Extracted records
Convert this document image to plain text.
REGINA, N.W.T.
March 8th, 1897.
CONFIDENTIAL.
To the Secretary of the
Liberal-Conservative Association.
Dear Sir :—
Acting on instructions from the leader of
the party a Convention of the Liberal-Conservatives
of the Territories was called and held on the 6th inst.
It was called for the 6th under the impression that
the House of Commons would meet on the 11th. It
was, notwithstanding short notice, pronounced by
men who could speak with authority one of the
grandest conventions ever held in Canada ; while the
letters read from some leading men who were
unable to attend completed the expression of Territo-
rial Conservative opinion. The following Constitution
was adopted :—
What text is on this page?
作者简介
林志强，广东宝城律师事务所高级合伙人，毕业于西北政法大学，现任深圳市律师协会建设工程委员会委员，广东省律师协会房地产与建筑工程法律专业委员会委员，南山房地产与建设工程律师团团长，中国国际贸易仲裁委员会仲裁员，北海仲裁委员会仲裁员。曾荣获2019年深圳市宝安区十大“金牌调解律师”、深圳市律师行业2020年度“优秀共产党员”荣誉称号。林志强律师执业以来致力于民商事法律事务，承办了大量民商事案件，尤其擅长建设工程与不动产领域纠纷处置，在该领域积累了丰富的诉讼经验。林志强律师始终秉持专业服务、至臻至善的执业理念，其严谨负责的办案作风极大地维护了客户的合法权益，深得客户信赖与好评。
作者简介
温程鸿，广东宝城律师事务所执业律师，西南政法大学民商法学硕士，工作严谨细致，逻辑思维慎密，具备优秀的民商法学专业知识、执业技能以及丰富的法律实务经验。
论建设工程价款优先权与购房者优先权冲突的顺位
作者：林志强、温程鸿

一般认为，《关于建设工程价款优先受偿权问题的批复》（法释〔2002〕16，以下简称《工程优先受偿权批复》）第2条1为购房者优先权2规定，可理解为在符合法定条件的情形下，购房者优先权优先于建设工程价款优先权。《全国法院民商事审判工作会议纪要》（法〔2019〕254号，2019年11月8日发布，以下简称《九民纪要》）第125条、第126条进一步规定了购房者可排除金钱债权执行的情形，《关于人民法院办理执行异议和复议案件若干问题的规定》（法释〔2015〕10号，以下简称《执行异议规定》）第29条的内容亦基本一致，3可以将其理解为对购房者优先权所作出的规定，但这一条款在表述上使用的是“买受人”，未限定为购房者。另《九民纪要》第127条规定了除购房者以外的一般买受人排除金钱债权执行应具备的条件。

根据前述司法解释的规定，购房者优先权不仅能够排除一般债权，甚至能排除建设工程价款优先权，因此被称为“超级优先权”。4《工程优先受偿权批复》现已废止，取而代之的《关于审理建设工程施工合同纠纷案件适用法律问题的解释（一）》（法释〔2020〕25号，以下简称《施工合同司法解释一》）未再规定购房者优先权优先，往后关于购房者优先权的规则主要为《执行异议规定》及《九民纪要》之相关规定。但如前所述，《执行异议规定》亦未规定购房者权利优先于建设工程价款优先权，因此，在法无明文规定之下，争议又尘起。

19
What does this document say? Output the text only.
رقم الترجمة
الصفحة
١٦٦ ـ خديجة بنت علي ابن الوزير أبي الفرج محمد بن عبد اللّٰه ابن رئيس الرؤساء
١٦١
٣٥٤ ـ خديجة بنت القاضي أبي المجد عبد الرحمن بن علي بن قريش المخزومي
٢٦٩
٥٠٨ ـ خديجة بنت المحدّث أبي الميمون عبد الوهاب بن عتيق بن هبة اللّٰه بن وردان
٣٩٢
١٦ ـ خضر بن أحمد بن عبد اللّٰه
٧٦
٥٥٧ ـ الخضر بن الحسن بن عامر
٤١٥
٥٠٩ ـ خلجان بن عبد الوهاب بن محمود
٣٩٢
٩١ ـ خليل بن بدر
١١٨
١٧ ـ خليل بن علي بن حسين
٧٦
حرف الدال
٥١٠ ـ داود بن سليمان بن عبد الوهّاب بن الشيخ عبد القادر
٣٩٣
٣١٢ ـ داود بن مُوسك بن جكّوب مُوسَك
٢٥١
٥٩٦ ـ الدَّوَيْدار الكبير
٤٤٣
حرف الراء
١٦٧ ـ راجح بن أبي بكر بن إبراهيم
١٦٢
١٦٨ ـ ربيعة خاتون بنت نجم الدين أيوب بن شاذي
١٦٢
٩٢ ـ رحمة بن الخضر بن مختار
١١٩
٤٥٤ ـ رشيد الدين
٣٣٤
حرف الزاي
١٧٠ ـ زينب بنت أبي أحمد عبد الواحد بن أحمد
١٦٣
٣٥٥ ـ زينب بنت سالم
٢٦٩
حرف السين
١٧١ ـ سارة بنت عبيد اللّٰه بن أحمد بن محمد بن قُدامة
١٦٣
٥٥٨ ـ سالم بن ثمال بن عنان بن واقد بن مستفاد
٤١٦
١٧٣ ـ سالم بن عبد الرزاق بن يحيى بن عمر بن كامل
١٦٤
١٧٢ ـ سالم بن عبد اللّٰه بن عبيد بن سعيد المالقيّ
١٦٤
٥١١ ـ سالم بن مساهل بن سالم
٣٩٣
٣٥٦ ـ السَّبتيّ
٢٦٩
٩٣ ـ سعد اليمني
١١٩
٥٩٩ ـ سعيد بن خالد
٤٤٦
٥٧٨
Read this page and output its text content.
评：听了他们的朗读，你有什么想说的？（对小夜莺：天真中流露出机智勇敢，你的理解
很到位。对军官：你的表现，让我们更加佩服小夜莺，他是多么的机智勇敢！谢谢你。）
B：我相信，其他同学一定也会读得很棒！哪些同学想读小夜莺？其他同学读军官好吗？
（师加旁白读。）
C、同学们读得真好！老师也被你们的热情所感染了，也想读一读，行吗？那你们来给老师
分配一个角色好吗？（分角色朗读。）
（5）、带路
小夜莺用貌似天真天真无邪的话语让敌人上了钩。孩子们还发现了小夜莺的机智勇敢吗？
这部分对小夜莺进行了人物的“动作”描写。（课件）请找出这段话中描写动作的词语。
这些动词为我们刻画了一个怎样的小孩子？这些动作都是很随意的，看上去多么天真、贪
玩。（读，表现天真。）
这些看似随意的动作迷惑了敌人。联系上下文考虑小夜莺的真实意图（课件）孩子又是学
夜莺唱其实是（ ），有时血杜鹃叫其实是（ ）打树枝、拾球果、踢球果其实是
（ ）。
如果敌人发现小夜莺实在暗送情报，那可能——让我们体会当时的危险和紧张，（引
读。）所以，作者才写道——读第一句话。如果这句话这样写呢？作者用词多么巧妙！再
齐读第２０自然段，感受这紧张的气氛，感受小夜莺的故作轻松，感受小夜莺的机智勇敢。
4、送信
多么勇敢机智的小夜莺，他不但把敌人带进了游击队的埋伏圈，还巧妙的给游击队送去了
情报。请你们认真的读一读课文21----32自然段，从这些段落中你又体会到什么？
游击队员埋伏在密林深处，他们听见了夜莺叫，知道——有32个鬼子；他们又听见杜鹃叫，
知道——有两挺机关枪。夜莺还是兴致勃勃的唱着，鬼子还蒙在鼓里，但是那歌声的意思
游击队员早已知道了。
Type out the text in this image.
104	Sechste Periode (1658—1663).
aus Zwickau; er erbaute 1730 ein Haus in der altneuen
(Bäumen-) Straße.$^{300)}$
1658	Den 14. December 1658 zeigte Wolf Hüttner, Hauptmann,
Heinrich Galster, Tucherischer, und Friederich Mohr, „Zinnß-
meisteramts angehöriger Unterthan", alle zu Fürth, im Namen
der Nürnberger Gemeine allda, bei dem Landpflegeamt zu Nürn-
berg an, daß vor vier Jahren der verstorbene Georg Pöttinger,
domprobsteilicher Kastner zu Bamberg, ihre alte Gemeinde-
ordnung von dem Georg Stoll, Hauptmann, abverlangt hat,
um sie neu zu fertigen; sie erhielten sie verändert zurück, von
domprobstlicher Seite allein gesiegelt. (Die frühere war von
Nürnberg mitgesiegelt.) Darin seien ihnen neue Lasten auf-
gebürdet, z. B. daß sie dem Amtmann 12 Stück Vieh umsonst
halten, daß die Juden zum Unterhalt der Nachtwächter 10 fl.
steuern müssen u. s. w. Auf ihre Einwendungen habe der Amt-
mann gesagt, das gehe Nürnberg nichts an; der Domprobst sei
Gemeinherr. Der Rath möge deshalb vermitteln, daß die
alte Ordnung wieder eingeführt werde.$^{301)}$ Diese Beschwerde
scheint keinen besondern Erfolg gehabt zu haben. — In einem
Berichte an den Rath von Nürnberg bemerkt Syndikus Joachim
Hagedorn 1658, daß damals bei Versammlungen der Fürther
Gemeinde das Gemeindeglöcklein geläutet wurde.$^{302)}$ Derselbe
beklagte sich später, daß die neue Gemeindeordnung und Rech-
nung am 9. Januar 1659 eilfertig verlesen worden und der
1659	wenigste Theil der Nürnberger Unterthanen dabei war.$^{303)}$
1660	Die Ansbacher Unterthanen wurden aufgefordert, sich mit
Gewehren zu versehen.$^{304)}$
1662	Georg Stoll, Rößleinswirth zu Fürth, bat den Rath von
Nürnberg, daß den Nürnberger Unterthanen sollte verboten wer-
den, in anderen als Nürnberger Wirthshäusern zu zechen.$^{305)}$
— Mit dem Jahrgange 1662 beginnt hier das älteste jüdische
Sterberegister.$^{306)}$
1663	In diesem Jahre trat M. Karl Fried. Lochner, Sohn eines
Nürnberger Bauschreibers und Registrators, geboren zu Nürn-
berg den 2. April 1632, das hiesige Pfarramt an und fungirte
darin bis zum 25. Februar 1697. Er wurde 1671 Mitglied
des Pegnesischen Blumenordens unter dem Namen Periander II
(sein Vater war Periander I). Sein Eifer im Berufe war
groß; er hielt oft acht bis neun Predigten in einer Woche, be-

§ SET PROBLEM
Using the records above, copy every line that has the word "ihre" in it.

§ CORRECT ANSWER
domprobsteilicher Kastner zu Bamberg, ihre alte Gemeinde-
steuern müssen u. s. w. Auf ihre Einwendungen habe der Amt-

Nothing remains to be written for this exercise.